▶ **WHAT TO WORK ON**
Filter the records below for the word "加深理解". Copy each line that holds it.
===== EXCERPTED DATA =====
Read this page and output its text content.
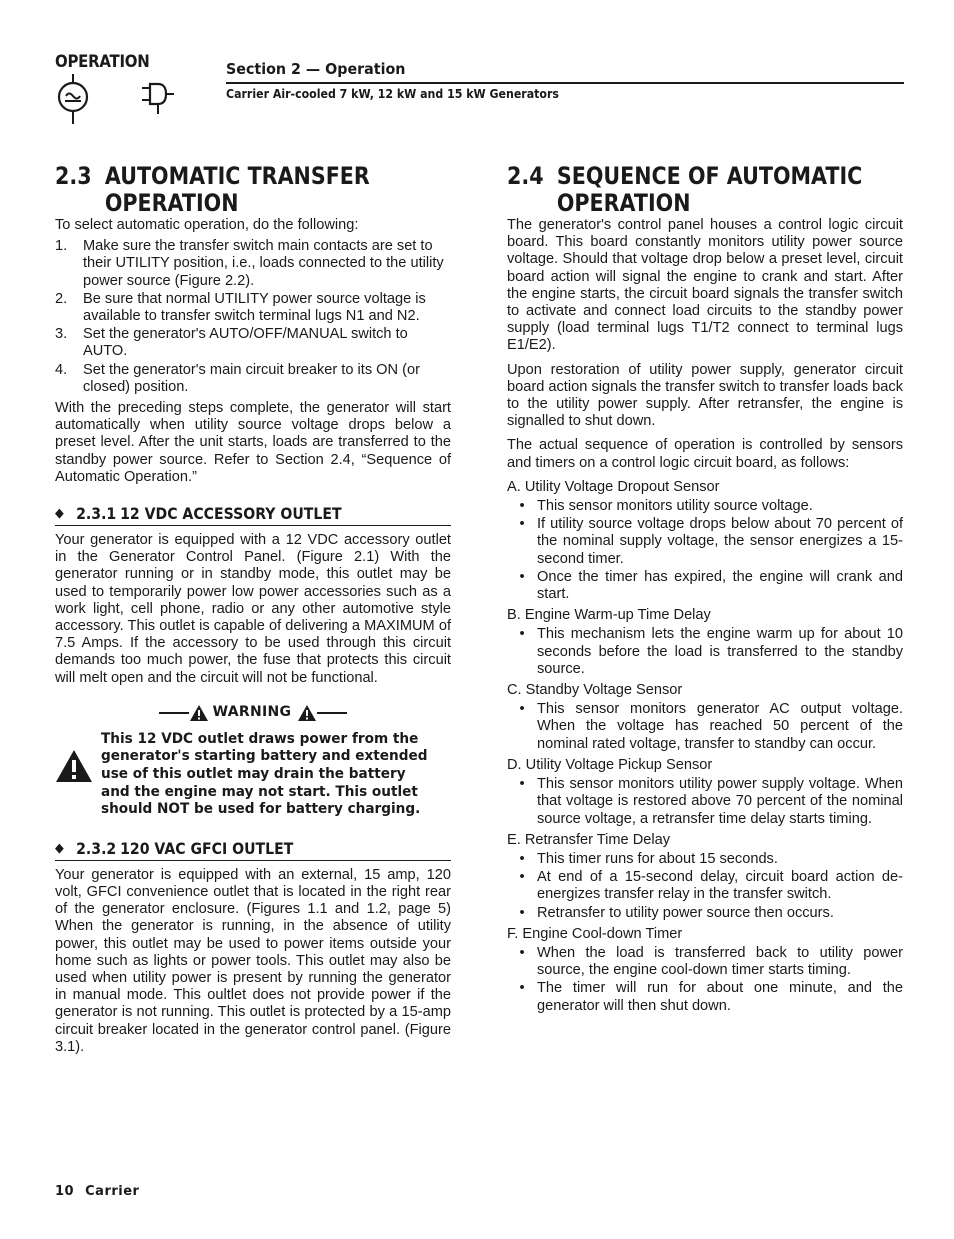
OPERATION	Section 2 — Operation
Carrier Air-cooled 7 kW, 12 kW and 15 kW Generators
2.3 AUTOMATIC TRANSFER OPERATION

To select automatic operation, do the following:

1.	Make sure the transfer switch main contacts are set to their UTILITY position, i.e., loads connected to the utility power source (Figure 2.2).
2.	Be sure that normal UTILITY power source voltage is available to transfer switch terminal lugs N1 and N2.
3.	Set the generator's AUTO/OFF/MANUAL switch to AUTO.
4.	Set the generator's main circuit breaker to its ON (or closed) position.

With the preceding steps complete, the generator will start automatically when utility source voltage drops below a preset level. After the unit starts, loads are transferred to the standby power source. Refer to Section 2.4, “Sequence of Automatic Operation.”

◆ 2.3.1 12 VDC ACCESSORY OUTLET

Your generator is equipped with a 12 VDC accessory outlet in the Generator Control Panel. (Figure 2.1) With the generator running or in standby mode, this outlet may be used to temporarily power low power accessories such as a work light, cell phone, radio or any other automotive style accessory. This outlet is capable of delivering a MAXIMUM of 7.5 Amps. If the accessory to be used through this circuit demands too much power, the fuse that protects this circuit will melt open and the circuit will not be functional.

WARNING
This 12 VDC outlet draws power from the generator's starting battery and extended use of this outlet may drain the battery and the engine may not start. This outlet should NOT be used for battery charging.
◆ 2.3.2 120 VAC GFCI OUTLET

Your generator is equipped with an external, 15 amp, 120 volt, GFCI convenience outlet that is located in the right rear of the generator enclosure. (Figures 1.1 and 1.2, page 5) When the generator is running, in the absence of utility power, this outlet may be used to power items outside your home such as lights or power tools. This outlet may also be used when utility power is present by running the generator in manual mode. This oultlet does not provide power if the generator is not running. This outlet is protected by a 15-amp circuit breaker located in the generator control panel. (Figure 3.1).

2.4 SEQUENCE OF AUTOMATIC OPERATION

The generator's control panel houses a control logic circuit board. This board constantly monitors utility power source voltage. Should that voltage drop below a preset level, circuit board action will signal the engine to crank and start. After the engine starts, the circuit board signals the transfer switch to activate and connect load circuits to the standby power supply (load terminal lugs T1/T2 connect to terminal lugs E1/E2).

Upon restoration of utility power supply, generator circuit board action signals the transfer switch to transfer loads back to the utility power supply. After retransfer, the engine is signalled to shut down.

The actual sequence of operation is controlled by sensors and timers on a control logic circuit board, as follows:

A. Utility Voltage Dropout Sensor
• This sensor monitors utility source voltage.
• If utility source voltage drops below about 70 percent of the nominal supply voltage, the sensor energizes a 15-second timer.
• Once the timer has expired, the engine will crank and start.
B. Engine Warm-up Time Delay
• This mechanism lets the engine warm up for about 10 seconds before the load is transferred to the standby source.
C. Standby Voltage Sensor
• This sensor monitors generator AC output voltage. When the voltage has reached 50 percent of the nominal rated voltage, transfer to standby can occur.
D. Utility Voltage Pickup Sensor
• This sensor monitors utility power supply voltage. When that voltage is restored above 70 percent of the nominal source voltage, a retransfer time delay starts timing.
E. Retransfer Time Delay
• This timer runs for about 15 seconds.
• At end of a 15-second delay, circuit board action de-energizes transfer relay in the transfer switch.
• Retransfer to utility power source then occurs.
F. Engine Cool-down Timer
• When the load is transferred back to utility power source, the engine cool-down timer starts timing.
• The timer will run for about one minute, and the generator will then shut down.
10 Carrier
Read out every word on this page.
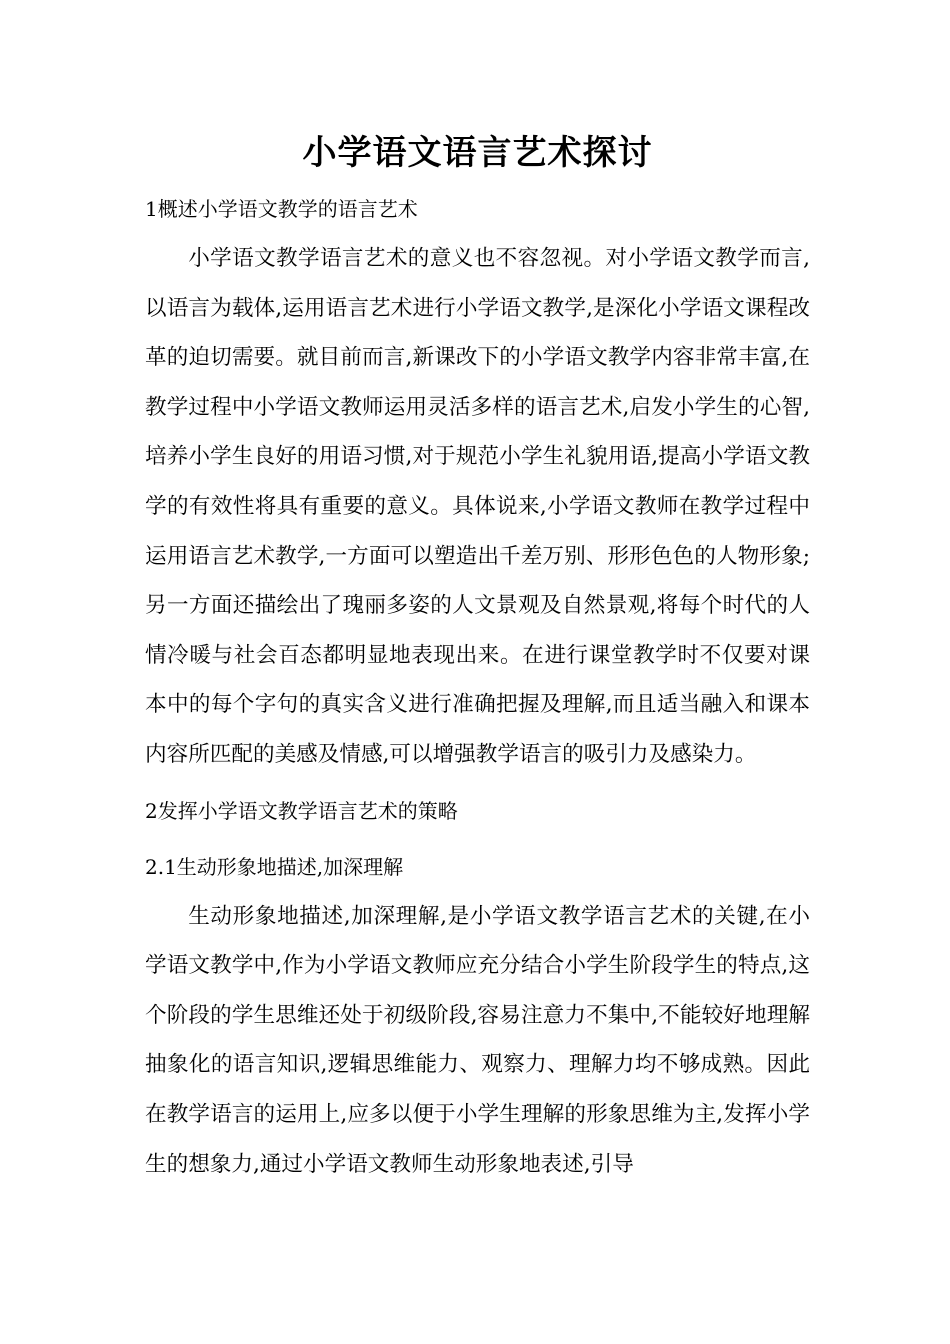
小学语文语言艺术探讨
1概述小学语文教学的语言艺术

小学语文教学语言艺术的意义也不容忽视。对小学语文教学而言,以语言为载体,运用语言艺术进行小学语文教学,是深化小学语文课程改革的迫切需要。就目前而言,新课改下的小学语文教学内容非常丰富,在教学过程中小学语文教师运用灵活多样的语言艺术,启发小学生的心智,培养小学生良好的用语习惯,对于规范小学生礼貌用语,提高小学语文教学的有效性将具有重要的意义。具体说来,小学语文教师在教学过程中运用语言艺术教学,一方面可以塑造出千差万别、形形色色的人物形象;另一方面还描绘出了瑰丽多姿的人文景观及自然景观,将每个时代的人情冷暖与社会百态都明显地表现出来。在进行课堂教学时不仅要对课本中的每个字句的真实含义进行准确把握及理解,而且适当融入和课本内容所匹配的美感及情感,可以增强教学语言的吸引力及感染力。

2发挥小学语文教学语言艺术的策略
2.1生动形象地描述,加深理解

生动形象地描述,加深理解,是小学语文教学语言艺术的关键,在小学语文教学中,作为小学语文教师应充分结合小学生阶段学生的特点,这个阶段的学生思维还处于初级阶段,容易注意力不集中,不能较好地理解抽象化的语言知识,逻辑思维能力、观察力、理解力均不够成熟。因此在教学语言的运用上,应多以便于小学生理解的形象思维为主,发挥小学生的想象力,通过小学语文教师生动形象地表述,引导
=====
▶ **OUTPUT BELOW**
2.1生动形象地描述,加深理解
生动形象地描述,加深理解,是小学语文教学语言艺术的关键,在小学语文教学中,作为小学语文教师应充分结合小学生阶段学生的特点,这个阶段的学生思维还处于初级阶段,容易注意力不集中,不能较好地理解抽象化的语言知识,逻辑思维能力、观察力、理解力均不够成熟。因此在教学语言的运用上,应多以便于小学生理解的形象思维为主,发挥小学生的想象力,通过小学语文教师生动形象地表述,引导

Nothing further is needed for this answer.